>> start The input
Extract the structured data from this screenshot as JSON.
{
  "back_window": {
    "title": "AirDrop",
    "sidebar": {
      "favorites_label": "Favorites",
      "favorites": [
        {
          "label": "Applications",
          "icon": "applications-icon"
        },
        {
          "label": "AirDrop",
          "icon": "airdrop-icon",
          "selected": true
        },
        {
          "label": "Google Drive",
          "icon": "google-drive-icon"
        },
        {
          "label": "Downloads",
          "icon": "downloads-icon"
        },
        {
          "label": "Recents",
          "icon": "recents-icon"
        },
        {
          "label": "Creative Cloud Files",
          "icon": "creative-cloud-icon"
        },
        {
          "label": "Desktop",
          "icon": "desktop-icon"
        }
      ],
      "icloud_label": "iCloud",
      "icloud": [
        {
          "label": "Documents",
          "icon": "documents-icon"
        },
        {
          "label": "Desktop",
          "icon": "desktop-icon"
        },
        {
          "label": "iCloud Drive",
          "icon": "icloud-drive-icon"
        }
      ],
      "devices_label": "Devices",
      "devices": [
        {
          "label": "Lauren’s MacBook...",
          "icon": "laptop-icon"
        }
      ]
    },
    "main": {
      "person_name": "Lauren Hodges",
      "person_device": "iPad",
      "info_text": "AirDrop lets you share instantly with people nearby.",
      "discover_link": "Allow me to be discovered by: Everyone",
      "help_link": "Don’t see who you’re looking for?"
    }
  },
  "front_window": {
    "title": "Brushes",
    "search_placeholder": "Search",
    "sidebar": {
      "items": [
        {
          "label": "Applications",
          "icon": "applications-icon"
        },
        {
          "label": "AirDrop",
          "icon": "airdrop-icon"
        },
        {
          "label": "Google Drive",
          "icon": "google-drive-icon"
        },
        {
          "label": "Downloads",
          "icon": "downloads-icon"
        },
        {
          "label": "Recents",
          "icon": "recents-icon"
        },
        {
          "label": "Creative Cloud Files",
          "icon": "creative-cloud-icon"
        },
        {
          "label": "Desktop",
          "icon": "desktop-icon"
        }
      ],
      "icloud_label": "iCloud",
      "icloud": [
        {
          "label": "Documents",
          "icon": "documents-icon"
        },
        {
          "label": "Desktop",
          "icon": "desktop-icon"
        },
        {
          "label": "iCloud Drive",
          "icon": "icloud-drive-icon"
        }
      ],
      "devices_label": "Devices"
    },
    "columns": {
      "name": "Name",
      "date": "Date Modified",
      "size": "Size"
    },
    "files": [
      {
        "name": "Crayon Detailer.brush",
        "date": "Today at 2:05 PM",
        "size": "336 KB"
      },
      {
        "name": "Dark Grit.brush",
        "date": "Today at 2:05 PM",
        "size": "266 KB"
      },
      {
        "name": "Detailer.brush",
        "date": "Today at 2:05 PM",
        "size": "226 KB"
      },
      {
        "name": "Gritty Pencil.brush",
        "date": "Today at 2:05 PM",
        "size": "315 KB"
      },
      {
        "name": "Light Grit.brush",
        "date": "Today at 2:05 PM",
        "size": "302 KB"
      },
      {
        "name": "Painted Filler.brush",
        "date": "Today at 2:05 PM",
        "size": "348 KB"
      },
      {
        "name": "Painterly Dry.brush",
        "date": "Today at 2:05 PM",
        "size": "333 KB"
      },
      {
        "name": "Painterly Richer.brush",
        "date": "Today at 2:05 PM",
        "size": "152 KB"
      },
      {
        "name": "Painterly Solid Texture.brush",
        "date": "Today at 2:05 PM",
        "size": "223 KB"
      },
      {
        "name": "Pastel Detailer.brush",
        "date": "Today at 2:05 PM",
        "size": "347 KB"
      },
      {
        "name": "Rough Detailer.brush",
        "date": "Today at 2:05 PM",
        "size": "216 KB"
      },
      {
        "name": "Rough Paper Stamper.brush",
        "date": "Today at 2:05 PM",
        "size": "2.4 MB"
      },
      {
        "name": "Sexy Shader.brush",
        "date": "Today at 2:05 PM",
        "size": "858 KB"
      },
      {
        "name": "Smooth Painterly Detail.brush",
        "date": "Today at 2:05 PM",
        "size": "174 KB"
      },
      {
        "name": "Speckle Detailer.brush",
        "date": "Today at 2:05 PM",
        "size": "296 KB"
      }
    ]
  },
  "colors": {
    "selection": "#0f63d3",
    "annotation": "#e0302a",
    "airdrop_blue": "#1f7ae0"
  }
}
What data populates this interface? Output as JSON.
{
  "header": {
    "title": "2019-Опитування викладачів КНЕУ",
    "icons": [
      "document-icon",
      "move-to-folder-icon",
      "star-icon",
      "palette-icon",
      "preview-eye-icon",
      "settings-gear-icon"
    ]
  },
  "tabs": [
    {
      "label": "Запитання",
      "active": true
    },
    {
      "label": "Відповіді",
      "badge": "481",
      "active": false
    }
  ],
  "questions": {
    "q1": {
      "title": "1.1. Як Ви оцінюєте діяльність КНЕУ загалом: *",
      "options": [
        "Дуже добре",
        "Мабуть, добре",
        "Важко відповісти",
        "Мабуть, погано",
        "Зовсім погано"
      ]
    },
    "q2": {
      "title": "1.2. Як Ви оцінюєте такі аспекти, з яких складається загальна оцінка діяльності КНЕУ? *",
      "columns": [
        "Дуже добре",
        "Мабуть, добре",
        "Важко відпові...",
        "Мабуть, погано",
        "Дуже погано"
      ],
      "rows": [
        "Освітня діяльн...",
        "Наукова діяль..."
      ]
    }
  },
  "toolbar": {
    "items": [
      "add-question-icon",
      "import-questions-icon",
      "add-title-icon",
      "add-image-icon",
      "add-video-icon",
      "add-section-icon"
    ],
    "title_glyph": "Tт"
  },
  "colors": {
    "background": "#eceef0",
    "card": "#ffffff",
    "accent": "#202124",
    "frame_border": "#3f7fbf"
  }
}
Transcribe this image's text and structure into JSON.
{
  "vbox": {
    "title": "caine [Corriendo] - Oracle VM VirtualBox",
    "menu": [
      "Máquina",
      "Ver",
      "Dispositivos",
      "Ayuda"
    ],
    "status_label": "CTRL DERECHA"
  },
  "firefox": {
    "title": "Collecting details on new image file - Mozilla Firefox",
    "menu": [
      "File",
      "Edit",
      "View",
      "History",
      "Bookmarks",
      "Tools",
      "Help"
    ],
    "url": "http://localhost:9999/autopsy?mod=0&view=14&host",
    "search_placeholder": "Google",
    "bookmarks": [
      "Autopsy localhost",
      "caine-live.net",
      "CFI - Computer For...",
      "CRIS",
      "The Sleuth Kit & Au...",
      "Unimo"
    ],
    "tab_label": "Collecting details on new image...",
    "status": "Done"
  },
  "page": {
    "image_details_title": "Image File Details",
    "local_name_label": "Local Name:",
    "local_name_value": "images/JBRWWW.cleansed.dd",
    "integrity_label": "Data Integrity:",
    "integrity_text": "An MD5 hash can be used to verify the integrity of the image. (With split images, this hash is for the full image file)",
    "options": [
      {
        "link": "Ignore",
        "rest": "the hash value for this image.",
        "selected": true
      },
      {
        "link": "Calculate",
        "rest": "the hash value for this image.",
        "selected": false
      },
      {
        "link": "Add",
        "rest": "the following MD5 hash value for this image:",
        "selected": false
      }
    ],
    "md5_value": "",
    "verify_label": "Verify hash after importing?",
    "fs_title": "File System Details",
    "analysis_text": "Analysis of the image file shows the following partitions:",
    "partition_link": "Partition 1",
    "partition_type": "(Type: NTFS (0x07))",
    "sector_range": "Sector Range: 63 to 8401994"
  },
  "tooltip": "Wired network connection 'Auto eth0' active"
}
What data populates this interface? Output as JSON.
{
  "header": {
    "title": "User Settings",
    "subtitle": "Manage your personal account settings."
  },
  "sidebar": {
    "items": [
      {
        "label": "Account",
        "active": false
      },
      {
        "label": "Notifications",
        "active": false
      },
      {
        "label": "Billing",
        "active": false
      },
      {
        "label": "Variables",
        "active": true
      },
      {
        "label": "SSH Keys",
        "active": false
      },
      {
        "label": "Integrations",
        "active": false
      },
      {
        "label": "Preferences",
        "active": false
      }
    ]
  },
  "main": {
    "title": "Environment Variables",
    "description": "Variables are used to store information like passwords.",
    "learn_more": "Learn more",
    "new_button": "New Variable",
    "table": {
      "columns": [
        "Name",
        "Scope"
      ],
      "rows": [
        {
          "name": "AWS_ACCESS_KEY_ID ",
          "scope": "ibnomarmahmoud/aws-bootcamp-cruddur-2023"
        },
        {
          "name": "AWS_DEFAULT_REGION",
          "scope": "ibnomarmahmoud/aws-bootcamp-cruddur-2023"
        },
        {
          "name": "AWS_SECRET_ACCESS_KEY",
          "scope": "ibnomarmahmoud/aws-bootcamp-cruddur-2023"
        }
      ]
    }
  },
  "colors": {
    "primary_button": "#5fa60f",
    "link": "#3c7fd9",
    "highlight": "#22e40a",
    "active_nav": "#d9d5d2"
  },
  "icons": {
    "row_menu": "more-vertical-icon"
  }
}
>> end The input
> [Goal of the exercise]: Using the material above, gather every line that includes "used".

> [The output]:
    "integrity_text": "An MD5 hash can be used to verify the integrity of the image. (With split images, this hash is for the full image file)",
    "description": "Variables are used to store information like passwords.",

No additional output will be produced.